Take every line from the listing below that includes "title" and copy it.

## Begin Exercise material

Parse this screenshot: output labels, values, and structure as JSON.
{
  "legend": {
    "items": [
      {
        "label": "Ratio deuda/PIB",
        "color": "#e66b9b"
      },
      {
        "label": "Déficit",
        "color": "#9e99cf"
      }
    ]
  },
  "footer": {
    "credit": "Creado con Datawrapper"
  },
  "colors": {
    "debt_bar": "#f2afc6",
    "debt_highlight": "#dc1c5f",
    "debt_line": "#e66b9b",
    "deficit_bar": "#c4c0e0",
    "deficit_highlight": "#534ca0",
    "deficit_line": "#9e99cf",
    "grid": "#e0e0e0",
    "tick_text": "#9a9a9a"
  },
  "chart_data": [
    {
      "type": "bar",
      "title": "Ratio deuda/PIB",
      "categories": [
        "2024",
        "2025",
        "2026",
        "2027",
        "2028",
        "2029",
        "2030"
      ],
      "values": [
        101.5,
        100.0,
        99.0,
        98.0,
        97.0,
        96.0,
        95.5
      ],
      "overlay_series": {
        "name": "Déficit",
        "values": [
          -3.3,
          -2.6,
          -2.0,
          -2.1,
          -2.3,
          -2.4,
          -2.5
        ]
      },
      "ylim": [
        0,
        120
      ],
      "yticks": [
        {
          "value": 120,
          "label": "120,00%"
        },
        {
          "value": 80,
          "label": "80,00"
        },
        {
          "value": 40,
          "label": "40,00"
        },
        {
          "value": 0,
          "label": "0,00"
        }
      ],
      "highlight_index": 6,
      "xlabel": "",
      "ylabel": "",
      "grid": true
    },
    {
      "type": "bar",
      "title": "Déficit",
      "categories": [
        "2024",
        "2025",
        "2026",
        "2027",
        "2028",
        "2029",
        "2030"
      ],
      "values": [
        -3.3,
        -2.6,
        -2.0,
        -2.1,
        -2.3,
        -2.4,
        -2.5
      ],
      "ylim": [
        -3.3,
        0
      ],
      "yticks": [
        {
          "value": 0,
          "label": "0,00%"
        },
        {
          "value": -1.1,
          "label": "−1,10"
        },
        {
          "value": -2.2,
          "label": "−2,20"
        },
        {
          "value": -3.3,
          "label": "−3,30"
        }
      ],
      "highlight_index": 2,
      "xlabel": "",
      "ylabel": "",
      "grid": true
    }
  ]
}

## End Exercise material

Answer for this exercise:
      "title": "Ratio deuda/PIB",
      "title": "Déficit",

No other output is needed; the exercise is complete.